PROBLEM STATEMENT
Only a number is wanted: how many lines in these records contain the word "ylabel"?

EXTRACTED INFORMATION

____

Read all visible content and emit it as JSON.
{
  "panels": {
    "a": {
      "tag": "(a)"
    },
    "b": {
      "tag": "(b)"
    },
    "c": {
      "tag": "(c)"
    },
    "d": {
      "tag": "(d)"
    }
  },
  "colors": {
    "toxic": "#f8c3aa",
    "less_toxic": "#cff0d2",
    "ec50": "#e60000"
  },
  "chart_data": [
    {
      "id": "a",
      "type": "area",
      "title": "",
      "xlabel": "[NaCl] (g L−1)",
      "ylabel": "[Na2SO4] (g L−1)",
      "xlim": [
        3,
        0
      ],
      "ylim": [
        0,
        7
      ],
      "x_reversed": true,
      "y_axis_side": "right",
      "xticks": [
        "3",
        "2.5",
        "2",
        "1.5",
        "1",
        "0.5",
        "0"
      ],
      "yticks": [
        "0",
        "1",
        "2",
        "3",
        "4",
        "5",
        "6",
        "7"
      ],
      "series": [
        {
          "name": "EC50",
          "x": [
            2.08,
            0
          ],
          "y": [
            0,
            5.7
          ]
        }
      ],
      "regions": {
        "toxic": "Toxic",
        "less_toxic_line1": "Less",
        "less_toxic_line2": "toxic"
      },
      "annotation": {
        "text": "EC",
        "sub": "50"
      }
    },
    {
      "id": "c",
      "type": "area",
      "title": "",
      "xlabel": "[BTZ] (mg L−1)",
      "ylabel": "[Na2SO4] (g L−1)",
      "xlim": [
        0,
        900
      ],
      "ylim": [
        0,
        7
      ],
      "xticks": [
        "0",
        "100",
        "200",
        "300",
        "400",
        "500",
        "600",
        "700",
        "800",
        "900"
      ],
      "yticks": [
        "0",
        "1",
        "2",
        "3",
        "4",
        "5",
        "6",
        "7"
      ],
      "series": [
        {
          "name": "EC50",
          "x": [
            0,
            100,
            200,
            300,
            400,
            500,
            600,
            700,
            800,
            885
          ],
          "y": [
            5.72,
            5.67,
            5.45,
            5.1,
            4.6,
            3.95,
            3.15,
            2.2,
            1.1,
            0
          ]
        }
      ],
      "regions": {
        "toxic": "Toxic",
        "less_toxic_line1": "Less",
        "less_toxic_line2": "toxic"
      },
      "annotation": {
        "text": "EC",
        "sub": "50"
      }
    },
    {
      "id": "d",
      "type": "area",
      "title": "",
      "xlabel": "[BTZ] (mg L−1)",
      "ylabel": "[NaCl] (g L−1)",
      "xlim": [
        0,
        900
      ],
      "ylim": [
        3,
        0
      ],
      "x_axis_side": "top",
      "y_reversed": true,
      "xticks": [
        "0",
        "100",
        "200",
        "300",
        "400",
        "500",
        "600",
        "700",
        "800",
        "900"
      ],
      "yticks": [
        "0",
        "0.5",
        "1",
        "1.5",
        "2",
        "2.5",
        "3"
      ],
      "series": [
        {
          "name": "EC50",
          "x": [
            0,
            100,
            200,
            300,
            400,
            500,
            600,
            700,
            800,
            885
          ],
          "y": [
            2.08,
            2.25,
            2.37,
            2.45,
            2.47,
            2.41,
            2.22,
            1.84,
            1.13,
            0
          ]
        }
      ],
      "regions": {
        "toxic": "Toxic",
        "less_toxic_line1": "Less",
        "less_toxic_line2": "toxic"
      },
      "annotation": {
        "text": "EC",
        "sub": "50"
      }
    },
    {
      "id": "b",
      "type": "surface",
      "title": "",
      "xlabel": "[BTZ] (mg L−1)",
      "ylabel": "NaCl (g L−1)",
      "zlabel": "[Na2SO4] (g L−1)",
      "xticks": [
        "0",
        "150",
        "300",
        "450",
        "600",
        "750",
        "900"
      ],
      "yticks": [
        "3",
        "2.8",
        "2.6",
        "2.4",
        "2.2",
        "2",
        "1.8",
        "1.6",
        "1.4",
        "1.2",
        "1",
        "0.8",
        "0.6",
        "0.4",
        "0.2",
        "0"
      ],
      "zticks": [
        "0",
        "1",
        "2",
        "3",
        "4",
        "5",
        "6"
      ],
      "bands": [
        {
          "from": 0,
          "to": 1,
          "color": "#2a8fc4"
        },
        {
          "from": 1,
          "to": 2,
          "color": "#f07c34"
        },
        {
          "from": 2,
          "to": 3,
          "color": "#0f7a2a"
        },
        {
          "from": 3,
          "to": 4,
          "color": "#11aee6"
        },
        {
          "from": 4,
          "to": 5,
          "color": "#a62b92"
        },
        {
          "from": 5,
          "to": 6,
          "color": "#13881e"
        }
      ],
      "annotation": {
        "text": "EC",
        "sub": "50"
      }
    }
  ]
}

____

WORKED SOLUTION
4